While Netflix may create a freer television culture attractive to creators who don’t need to fear their show won’t proceed past the pilot stage, the company’s high levels of financial investment that it pours into its series also begs the question as to how much big data will influence the creation of that programming. How much will computer algorithms begin to dictate what and how artists must create? As Jessica Leber asks,
“Will screenplays some day be written to meet the whims of data-driven media streaming companies? Will an algorithm direct writers to produce content to appeal to niche audience profiles on Netflix?”
And what about the writing that occurs at the episode level? How will big data affect the direction a show takes? Or as Siraj Datoo asks,
“If it knows that a large percentage of viewers ended an episode early when a specific character appeared often, might the company suggest the character is removed from the second season?”
There is not enough information publically available to answer each of these questions, but Netflix executives have stated that computer algorithms indeed help dictate which shows the company develops. In fact, Sarandos has repeatedly stated that Netflix mostly uses big data to figure out how large the market might be for a particular project but not to reverse engineer what that project should look like (“Next”). This sentiment is echoed by Cindy Holland, Head of Original Content at Netflix, who states that the company’s data allows her to
“identify subscriber populations that gravitate around genre areas … [and] allows us to project a threshold audience size to see if it makes for a viable project for us" (Sweney).
Todd Yellin, Vice President of Product Innovation, also notes that the company shares all of its data with its Los Angeles programming team, “to see how it compares to the shows they are thinking about [developing]” and to see if any of those shows might fit the gaps in Netflix’s catalog and user demand (Sweney). Indeed, this process likely guided Netflix’s decision to create a fourth season of Arrested Development after Fox had canceled the show in 2006. Although it’s speculation, many Netflix subscribers who started to watch the first three seasons on the service likely had high and rather rapid completion rates for the series, suggesting high viewer demand and engagement with the text. Thus to offer fans more of the series they loved, Netflix likely commissioned an additional season to meet that demand.
══════════
Stated problem 1: In the passage on Netflix and big data, who are the people whose words appear inside quotation marks? Give their names.
The records below have no connection to the passage on Netflix and big data.

Source material:
══════════
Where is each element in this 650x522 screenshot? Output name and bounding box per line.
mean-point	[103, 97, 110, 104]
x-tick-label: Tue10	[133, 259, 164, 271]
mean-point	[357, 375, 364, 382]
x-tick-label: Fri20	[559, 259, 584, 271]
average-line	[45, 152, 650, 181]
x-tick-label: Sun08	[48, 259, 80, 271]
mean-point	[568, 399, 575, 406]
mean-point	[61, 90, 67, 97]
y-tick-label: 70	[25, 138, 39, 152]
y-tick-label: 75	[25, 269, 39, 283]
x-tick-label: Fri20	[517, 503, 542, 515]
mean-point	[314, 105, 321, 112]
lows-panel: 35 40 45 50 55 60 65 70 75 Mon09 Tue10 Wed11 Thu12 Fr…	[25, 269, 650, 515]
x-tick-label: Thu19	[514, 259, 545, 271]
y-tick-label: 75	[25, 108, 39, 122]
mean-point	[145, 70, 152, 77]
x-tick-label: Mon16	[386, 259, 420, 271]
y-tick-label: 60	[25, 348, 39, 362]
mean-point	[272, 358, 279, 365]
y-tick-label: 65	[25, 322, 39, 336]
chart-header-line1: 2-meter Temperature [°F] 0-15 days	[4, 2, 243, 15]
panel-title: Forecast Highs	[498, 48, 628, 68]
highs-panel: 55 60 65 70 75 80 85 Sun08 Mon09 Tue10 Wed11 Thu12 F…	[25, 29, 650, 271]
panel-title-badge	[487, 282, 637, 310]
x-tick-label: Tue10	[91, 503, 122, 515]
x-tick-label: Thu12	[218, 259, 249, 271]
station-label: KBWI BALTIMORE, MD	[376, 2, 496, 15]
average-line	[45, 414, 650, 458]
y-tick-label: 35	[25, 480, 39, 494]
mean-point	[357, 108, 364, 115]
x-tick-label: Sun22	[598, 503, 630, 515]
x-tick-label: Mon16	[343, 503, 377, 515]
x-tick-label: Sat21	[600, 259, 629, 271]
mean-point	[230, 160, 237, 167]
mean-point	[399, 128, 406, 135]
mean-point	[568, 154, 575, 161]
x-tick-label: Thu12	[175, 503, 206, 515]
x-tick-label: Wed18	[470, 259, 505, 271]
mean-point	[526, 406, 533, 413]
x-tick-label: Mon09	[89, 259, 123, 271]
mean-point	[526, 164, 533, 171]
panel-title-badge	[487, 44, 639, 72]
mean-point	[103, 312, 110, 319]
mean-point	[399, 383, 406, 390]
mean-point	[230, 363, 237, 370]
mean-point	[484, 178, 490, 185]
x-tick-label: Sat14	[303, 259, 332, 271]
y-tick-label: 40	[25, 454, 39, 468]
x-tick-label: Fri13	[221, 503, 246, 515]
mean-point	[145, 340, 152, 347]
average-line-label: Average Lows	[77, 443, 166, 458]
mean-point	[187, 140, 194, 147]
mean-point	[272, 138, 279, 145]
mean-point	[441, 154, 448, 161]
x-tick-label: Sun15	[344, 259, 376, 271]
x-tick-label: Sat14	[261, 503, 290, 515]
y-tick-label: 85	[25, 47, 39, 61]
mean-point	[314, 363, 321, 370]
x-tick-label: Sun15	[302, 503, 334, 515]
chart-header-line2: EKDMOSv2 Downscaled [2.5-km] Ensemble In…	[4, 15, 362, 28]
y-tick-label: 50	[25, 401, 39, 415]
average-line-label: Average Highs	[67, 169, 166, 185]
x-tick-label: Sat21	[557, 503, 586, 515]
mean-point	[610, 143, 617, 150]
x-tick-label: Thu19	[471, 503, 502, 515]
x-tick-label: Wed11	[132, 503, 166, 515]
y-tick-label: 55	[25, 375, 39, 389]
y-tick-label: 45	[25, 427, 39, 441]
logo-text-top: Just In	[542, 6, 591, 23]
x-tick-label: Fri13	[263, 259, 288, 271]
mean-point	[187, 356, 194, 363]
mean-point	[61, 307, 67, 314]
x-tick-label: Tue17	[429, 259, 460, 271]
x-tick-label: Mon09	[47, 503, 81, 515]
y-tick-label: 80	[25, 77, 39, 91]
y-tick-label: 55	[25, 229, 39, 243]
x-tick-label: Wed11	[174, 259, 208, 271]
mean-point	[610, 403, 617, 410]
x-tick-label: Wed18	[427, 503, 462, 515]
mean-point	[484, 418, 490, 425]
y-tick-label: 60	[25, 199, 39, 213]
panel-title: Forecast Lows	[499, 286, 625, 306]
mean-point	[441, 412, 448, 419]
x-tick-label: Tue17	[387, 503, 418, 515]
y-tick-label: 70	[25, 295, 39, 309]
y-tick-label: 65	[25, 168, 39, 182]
══════════
Stated problem 2: Write out the records again, beginning at their first line and ending after the line that contains "322, 39, 336]".

Solution 1: Jessica Leber, Siraj Datoo, Cindy Holland, Todd Yellin

Solution 2:
Where is each element in this 650x522 screenshot? Output name and bounding box per line.
mean-point	[103, 97, 110, 104]
x-tick-label: Tue10	[133, 259, 164, 271]
mean-point	[357, 375, 364, 382]
x-tick-label: Fri20	[559, 259, 584, 271]
average-line	[45, 152, 650, 181]
x-tick-label: Sun08	[48, 259, 80, 271]
mean-point	[568, 399, 575, 406]
mean-point	[61, 90, 67, 97]
y-tick-label: 70	[25, 138, 39, 152]
y-tick-label: 75	[25, 269, 39, 283]
x-tick-label: Fri20	[517, 503, 542, 515]
mean-point	[314, 105, 321, 112]
lows-panel: 35 40 45 50 55 60 65 70 75 Mon09 Tue10 Wed11 Thu12 Fr…	[25, 269, 650, 515]
x-tick-label: Thu19	[514, 259, 545, 271]
y-tick-label: 75	[25, 108, 39, 122]
mean-point	[145, 70, 152, 77]
x-tick-label: Mon16	[386, 259, 420, 271]
y-tick-label: 60	[25, 348, 39, 362]
mean-point	[272, 358, 279, 365]
y-tick-label: 65	[25, 322, 39, 336]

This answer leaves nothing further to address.